- _WHAT YOU WILL DO_:
Of all the lines in the material below, how many include the string "this"? Give the number only.

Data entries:
• • • •
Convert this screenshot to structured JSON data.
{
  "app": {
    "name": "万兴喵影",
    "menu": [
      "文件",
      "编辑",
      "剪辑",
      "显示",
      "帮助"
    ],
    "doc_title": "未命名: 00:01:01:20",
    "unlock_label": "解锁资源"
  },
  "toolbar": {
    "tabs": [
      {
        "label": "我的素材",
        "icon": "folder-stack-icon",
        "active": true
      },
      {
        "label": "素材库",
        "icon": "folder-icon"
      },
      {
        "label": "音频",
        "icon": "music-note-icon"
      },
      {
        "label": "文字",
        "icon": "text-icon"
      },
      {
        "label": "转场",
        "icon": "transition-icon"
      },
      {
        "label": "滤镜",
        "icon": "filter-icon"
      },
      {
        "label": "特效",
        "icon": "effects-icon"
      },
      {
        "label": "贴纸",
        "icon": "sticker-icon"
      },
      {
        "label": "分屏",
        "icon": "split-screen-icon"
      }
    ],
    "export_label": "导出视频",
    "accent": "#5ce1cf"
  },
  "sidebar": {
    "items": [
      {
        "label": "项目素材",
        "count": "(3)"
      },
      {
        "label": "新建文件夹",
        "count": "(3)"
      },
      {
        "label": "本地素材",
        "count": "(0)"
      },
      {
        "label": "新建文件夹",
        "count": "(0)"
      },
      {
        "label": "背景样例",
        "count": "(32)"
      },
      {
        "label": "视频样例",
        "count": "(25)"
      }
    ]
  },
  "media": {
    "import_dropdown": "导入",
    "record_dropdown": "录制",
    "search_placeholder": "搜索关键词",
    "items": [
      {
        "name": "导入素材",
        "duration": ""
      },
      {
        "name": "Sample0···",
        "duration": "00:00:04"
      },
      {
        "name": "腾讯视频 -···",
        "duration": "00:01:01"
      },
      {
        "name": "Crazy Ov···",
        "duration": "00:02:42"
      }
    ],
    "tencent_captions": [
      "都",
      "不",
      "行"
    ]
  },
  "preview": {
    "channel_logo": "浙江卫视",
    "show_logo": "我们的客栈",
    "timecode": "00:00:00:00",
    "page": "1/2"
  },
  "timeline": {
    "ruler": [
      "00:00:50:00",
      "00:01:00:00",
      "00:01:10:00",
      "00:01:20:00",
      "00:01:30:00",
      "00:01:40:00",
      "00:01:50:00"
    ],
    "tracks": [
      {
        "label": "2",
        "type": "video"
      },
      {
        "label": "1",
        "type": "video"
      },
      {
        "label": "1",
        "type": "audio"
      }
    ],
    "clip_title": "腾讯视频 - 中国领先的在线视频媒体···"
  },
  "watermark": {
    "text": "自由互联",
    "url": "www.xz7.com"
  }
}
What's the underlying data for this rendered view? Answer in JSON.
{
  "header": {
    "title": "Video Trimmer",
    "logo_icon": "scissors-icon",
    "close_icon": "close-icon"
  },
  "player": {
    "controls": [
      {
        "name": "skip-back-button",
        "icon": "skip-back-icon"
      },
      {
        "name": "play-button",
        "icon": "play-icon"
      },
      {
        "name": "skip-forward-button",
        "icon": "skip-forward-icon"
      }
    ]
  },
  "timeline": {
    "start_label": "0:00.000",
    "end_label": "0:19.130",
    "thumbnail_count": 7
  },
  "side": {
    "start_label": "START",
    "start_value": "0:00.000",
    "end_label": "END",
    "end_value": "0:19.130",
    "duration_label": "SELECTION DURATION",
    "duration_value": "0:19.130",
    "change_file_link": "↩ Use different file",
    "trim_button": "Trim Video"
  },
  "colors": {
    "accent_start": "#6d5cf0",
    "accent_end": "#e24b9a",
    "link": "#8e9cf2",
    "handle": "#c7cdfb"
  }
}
• • • •
- _FULL OUTPUT_:
2